__Exercise instructions__:
Extract all of the entries and set them down verbatim.

--- start of Stored data ---

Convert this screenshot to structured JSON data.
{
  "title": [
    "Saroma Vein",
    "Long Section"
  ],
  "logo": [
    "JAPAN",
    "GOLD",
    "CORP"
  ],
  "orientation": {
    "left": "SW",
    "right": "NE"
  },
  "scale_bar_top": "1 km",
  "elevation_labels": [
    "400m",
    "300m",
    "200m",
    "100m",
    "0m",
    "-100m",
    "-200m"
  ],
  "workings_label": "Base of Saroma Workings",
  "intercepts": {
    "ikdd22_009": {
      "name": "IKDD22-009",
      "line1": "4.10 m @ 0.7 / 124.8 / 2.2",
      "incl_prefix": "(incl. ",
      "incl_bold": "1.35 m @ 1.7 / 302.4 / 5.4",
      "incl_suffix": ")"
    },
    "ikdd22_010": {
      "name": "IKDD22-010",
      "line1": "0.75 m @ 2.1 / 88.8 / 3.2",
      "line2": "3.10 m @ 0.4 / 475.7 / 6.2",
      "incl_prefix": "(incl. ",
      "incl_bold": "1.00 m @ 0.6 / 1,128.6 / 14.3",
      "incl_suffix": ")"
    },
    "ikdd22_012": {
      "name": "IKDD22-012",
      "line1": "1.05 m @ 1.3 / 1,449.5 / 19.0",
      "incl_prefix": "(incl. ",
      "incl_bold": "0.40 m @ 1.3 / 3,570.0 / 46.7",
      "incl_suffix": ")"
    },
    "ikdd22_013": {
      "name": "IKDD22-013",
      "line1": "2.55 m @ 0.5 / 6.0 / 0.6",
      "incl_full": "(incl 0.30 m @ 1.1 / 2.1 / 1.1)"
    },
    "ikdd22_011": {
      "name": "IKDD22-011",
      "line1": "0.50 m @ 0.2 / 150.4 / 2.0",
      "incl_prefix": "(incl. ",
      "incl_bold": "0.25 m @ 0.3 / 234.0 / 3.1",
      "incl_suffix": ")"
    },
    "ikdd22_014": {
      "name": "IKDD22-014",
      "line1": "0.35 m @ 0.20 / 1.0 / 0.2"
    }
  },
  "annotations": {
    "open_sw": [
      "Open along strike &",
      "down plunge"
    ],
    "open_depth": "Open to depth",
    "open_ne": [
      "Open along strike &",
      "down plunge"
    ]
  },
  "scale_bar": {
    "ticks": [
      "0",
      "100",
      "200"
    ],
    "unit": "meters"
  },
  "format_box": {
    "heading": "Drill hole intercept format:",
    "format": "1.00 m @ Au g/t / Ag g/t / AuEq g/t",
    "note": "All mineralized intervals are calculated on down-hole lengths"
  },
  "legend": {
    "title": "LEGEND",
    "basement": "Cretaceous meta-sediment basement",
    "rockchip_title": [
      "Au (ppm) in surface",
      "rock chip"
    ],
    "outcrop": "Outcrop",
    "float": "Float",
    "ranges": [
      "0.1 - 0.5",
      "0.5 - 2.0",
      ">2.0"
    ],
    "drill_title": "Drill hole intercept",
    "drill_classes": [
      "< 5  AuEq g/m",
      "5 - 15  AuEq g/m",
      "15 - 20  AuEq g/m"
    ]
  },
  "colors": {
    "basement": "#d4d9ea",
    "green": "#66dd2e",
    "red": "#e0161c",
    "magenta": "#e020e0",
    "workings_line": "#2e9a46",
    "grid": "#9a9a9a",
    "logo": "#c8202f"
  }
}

--- end of Stored data ---

__Exercise output__:
Convert this screenshot to structured JSON data.
{
  "title": [
    "Saroma Vein",
    "Long Section"
  ],
  "logo": [
    "JAPAN",
    "GOLD",
    "CORP"
  ],
  "orientation": {
    "left": "SW",
    "right": "NE"
  },
  "scale_bar_top": "1 km",
  "elevation_labels": [
    "400m",
    "300m",
    "200m",
    "100m",
    "0m",
    "-100m",
    "-200m"
  ],
  "workings_label": "Base of Saroma Workings",
  "intercepts": {
    "ikdd22_009": {
      "name": "IKDD22-009",
      "line1": "4.10 m @ 0.7 / 124.8 / 2.2",
      "incl_prefix": "(incl. ",
      "incl_bold": "1.35 m @ 1.7 / 302.4 / 5.4",
      "incl_suffix": ")"
    },
    "ikdd22_010": {
      "name": "IKDD22-010",
      "line1": "0.75 m @ 2.1 / 88.8 / 3.2",
      "line2": "3.10 m @ 0.4 / 475.7 / 6.2",
      "incl_prefix": "(incl. ",
      "incl_bold": "1.00 m @ 0.6 / 1,128.6 / 14.3",
      "incl_suffix": ")"
    },
    "ikdd22_012": {
      "name": "IKDD22-012",
      "line1": "1.05 m @ 1.3 / 1,449.5 / 19.0",
      "incl_prefix": "(incl. ",
      "incl_bold": "0.40 m @ 1.3 / 3,570.0 / 46.7",
      "incl_suffix": ")"
    },
    "ikdd22_013": {
      "name": "IKDD22-013",
      "line1": "2.55 m @ 0.5 / 6.0 / 0.6",
      "incl_full": "(incl 0.30 m @ 1.1 / 2.1 / 1.1)"
    },
    "ikdd22_011": {
      "name": "IKDD22-011",
      "line1": "0.50 m @ 0.2 / 150.4 / 2.0",
      "incl_prefix": "(incl. ",
      "incl_bold": "0.25 m @ 0.3 / 234.0 / 3.1",
      "incl_suffix": ")"
    },
    "ikdd22_014": {
      "name": "IKDD22-014",
      "line1": "0.35 m @ 0.20 / 1.0 / 0.2"
    }
  },
  "annotations": {
    "open_sw": [
      "Open along strike &",
      "down plunge"
    ],
    "open_depth": "Open to depth",
    "open_ne": [
      "Open along strike &",
      "down plunge"
    ]
  },
  "scale_bar": {
    "ticks": [
      "0",
      "100",
      "200"
    ],
    "unit": "meters"
  },
  "format_box": {
    "heading": "Drill hole intercept format:",
    "format": "1.00 m @ Au g/t / Ag g/t / AuEq g/t",
    "note": "All mineralized intervals are calculated on down-hole lengths"
  },
  "legend": {
    "title": "LEGEND",
    "basement": "Cretaceous meta-sediment basement",
    "rockchip_title": [
      "Au (ppm) in surface",
      "rock chip"
    ],
    "outcrop": "Outcrop",
    "float": "Float",
    "ranges": [
      "0.1 - 0.5",
      "0.5 - 2.0",
      ">2.0"
    ],
    "drill_title": "Drill hole intercept",
    "drill_classes": [
      "< 5  AuEq g/m",
      "5 - 15  AuEq g/m",
      "15 - 20  AuEq g/m"
    ]
  },
  "colors": {
    "basement": "#d4d9ea",
    "green": "#66dd2e",
    "red": "#e0161c",
    "magenta": "#e020e0",
    "workings_line": "#2e9a46",
    "grid": "#9a9a9a",
    "logo": "#c8202f"
  }
}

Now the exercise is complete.